Work to do: Tally the lines holding the word "Proving" and state the count by itself.

----

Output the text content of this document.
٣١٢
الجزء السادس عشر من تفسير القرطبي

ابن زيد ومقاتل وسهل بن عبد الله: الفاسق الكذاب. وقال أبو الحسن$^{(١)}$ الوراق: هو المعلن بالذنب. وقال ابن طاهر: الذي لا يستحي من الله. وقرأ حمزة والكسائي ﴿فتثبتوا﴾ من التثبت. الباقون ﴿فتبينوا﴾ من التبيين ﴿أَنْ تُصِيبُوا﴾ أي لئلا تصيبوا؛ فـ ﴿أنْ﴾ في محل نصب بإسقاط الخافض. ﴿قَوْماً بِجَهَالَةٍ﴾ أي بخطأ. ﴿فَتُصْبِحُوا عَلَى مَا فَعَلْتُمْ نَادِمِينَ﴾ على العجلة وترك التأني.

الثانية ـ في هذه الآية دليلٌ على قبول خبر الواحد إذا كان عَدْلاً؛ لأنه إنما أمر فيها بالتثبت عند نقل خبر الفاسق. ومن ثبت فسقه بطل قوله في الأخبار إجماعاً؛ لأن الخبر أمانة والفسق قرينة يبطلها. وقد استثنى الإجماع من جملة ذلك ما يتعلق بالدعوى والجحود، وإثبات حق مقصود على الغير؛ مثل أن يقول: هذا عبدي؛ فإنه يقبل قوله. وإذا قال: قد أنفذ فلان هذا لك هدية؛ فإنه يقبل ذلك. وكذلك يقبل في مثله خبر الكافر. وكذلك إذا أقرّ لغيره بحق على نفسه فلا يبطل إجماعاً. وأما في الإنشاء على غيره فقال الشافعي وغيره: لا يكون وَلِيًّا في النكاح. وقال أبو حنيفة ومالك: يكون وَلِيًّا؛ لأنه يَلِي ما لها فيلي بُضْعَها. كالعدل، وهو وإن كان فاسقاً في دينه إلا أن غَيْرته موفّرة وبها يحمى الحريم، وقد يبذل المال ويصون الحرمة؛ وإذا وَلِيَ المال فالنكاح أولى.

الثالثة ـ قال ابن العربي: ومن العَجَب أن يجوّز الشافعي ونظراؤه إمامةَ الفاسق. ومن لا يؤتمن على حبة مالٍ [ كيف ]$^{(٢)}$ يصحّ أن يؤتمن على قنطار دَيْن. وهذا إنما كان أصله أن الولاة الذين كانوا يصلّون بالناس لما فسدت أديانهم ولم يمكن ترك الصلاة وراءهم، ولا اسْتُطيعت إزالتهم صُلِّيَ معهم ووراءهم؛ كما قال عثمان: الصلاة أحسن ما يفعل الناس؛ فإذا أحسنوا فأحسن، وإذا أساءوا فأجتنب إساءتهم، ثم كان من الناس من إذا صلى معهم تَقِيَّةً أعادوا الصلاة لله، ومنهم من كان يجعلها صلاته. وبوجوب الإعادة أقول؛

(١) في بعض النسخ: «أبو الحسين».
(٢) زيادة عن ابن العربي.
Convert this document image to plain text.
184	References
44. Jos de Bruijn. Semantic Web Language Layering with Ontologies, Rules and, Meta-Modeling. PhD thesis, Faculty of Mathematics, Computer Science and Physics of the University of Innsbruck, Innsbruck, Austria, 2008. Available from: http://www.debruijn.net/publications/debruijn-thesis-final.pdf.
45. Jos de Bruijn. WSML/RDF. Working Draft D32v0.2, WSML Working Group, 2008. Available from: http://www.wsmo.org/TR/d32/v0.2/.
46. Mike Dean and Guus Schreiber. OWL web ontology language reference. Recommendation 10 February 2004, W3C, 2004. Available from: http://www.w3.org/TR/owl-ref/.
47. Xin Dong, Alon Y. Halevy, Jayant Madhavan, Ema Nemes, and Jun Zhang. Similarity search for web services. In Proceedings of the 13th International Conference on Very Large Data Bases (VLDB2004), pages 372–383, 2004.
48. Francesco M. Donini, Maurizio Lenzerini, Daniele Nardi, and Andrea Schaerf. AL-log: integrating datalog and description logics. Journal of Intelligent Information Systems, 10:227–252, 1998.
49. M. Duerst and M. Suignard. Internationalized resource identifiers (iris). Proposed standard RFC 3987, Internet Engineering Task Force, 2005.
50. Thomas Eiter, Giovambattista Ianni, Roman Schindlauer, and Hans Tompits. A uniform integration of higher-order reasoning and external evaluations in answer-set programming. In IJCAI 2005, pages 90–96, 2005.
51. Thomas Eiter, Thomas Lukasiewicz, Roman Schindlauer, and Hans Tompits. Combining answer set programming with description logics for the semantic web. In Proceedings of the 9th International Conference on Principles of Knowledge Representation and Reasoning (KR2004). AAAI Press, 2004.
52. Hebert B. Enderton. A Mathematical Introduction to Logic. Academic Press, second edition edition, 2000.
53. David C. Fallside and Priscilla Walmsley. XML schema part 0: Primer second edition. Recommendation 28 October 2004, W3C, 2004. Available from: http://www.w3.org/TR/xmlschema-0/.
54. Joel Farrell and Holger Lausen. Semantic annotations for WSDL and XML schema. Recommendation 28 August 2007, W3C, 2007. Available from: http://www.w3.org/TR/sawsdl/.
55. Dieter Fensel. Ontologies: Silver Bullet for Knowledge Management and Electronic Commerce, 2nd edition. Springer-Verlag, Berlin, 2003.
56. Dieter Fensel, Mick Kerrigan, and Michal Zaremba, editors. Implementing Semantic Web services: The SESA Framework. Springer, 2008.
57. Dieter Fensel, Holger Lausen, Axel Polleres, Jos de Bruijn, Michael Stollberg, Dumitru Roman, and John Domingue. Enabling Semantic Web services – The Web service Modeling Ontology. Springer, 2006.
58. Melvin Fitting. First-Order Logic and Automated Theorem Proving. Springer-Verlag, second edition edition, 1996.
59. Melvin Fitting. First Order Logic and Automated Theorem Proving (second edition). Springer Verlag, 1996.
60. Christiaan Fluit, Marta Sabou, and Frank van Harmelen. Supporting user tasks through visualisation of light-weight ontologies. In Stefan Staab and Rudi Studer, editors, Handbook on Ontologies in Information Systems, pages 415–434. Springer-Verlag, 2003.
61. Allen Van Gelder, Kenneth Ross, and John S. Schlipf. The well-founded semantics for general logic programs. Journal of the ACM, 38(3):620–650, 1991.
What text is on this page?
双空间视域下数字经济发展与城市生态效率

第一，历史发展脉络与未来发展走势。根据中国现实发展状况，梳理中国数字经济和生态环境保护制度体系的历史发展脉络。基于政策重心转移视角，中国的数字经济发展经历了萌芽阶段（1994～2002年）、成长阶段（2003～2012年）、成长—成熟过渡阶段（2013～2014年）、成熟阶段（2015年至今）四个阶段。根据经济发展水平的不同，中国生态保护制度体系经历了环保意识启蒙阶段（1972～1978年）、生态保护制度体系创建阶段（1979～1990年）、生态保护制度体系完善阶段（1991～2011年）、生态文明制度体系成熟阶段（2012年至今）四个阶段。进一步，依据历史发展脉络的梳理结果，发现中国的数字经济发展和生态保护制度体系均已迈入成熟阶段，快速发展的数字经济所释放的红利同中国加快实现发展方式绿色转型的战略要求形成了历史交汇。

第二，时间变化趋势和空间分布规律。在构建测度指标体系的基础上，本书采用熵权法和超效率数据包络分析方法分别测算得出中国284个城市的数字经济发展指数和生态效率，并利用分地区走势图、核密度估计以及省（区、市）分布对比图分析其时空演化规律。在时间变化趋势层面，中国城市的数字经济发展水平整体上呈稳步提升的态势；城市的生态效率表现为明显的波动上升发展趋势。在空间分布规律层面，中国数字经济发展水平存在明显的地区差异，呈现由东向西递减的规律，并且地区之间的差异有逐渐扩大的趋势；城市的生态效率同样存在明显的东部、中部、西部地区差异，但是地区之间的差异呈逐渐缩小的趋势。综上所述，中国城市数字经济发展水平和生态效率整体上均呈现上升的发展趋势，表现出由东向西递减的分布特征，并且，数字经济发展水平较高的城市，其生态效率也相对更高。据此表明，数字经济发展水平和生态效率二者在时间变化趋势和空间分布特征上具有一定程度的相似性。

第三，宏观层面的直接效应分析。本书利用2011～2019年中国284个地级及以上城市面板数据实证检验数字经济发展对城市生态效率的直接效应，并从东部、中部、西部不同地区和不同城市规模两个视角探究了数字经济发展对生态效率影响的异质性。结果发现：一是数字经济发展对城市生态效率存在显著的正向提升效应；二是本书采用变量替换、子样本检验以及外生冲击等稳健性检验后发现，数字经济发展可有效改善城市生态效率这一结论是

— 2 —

----

The completed task: 2